» **WRITTEN REQUEST**
Separate out the lines that hold "gitignore".

— START OF AVAILABLE RECORDS —

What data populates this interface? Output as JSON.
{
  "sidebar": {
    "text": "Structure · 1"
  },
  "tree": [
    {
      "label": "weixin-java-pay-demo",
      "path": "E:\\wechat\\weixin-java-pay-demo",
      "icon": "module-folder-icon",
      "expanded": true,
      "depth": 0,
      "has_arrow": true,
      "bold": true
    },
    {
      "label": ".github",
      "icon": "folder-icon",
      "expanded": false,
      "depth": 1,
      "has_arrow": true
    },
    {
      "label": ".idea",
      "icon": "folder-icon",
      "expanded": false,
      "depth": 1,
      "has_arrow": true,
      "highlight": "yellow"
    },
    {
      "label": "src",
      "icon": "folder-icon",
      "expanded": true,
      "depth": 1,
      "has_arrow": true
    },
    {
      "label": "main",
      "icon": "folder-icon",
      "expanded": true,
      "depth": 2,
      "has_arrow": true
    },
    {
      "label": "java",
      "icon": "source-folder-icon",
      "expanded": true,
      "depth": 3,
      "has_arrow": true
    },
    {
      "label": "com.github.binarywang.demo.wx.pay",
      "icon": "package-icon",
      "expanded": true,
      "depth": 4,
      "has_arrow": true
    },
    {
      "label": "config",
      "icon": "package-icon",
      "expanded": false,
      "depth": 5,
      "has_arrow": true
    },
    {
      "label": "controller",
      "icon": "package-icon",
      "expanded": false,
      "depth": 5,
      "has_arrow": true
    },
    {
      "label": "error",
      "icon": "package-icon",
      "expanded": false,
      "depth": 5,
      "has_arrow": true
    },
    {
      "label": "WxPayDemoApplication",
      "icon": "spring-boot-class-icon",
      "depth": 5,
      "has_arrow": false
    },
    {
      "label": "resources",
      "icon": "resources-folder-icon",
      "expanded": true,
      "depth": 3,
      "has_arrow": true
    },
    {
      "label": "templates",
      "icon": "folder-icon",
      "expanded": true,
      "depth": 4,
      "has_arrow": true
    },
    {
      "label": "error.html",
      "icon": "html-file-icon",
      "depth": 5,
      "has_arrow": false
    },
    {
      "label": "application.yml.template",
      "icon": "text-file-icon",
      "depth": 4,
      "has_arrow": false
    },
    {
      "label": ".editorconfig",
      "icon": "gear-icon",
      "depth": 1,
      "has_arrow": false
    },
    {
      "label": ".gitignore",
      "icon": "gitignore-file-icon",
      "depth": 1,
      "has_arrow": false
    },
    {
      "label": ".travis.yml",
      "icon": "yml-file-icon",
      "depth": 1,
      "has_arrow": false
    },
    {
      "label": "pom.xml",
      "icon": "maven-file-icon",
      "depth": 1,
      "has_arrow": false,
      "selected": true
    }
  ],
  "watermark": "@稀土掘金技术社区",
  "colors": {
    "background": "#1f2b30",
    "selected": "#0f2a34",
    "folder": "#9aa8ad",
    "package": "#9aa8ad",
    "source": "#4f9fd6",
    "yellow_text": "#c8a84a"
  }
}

— END OF AVAILABLE RECORDS —

» **RESULT OF THIS EXERCISE**
      "label": ".gitignore",
      "icon": "gitignore-file-icon",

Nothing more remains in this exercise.